Return every line of the material that contains the string "bbox", reproducing each such line verbatim.

## PROVIDED MATERIAL
━━━━━━

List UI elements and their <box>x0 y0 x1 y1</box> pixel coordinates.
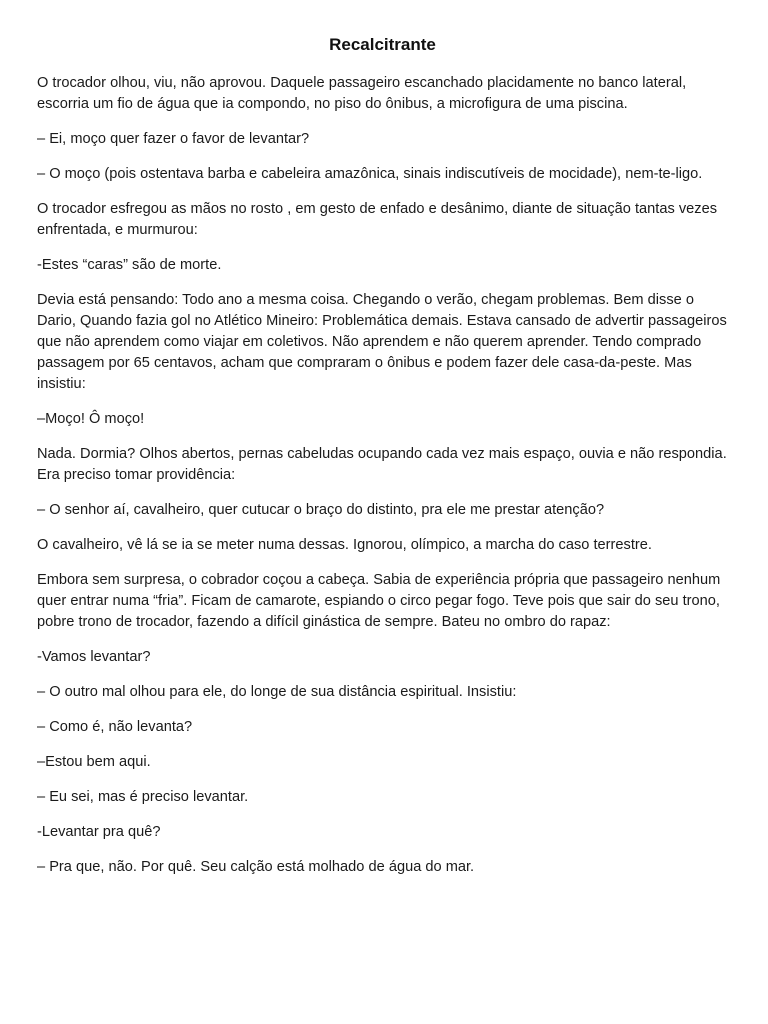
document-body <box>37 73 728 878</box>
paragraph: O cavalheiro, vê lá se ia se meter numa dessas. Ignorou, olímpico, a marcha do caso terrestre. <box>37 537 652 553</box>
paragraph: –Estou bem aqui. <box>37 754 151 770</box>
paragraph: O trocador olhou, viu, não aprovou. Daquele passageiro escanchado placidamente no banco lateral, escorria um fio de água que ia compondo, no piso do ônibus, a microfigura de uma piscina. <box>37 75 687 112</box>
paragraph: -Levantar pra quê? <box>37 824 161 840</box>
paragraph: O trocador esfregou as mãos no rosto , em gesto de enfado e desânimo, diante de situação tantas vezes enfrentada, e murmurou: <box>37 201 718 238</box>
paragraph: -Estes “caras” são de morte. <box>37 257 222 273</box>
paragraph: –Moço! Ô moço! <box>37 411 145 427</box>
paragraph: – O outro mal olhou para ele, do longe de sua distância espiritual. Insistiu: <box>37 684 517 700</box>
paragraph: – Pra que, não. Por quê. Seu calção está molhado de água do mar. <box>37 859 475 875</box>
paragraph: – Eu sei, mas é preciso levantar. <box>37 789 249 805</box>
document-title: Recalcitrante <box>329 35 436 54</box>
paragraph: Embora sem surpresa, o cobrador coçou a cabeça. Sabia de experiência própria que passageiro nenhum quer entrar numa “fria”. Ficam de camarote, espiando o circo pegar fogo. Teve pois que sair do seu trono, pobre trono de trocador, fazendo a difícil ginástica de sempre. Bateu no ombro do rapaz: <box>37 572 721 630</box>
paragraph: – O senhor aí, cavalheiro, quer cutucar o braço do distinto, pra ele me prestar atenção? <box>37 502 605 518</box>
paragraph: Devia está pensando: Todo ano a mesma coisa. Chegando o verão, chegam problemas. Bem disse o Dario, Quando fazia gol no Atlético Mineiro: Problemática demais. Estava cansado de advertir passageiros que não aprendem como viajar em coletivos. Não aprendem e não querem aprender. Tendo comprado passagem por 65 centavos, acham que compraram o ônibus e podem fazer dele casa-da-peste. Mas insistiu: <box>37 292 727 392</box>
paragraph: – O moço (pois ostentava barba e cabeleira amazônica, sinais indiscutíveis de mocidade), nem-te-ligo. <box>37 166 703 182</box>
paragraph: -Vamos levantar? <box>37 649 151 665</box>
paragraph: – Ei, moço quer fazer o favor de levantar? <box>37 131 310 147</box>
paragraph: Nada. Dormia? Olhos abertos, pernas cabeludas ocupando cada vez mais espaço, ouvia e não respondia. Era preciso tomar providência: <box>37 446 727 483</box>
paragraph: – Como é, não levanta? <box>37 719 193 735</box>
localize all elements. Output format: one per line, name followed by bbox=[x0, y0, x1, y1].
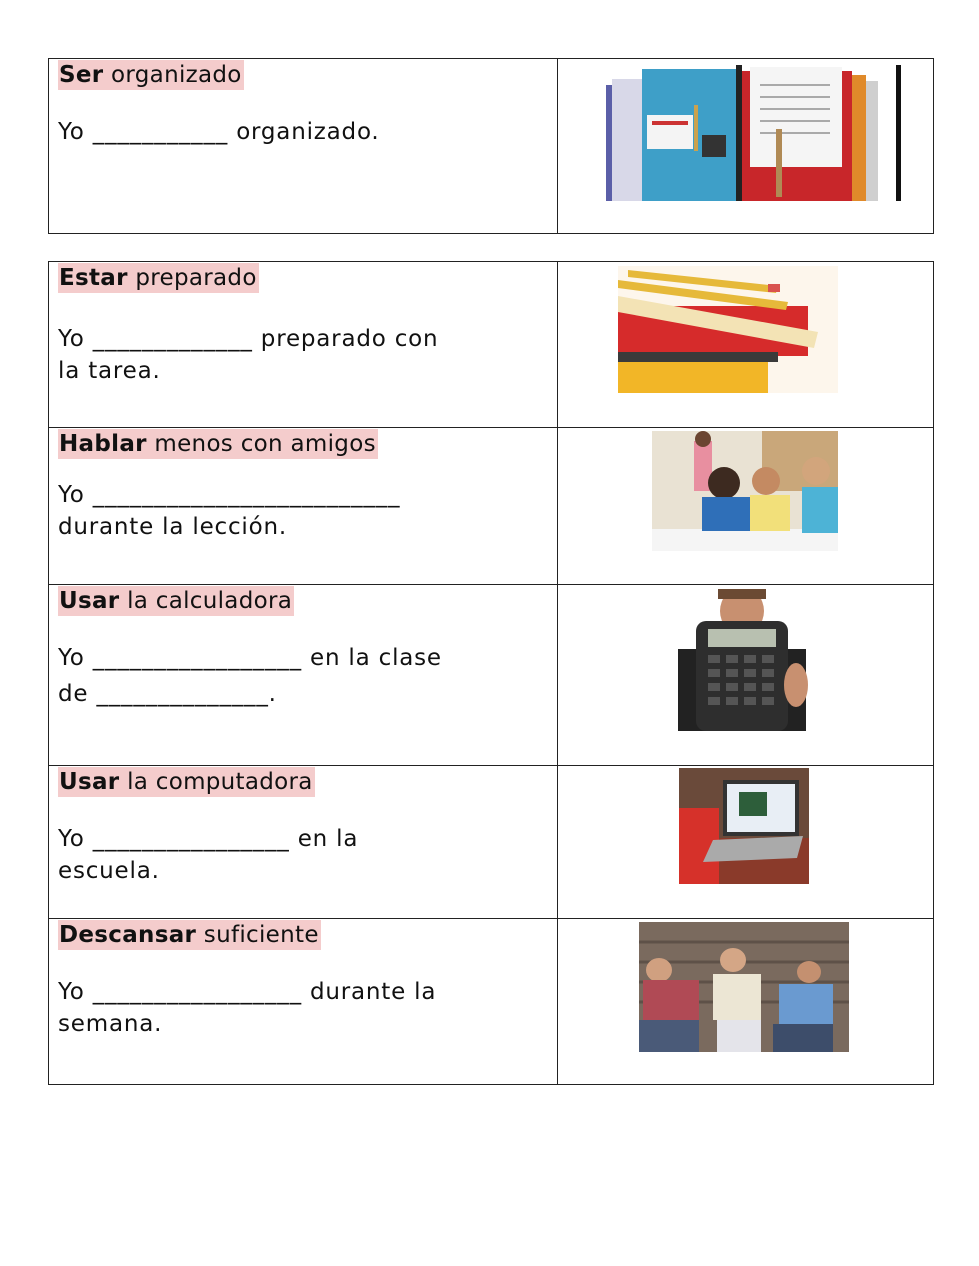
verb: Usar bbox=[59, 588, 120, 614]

━━━━━━

## ANSWER TO THIS TASK
localize all elements. Output format: one per line, name followed by bbox=[x0, y0, x1, y1].
verb: Usar bbox=[59, 588, 120, 614]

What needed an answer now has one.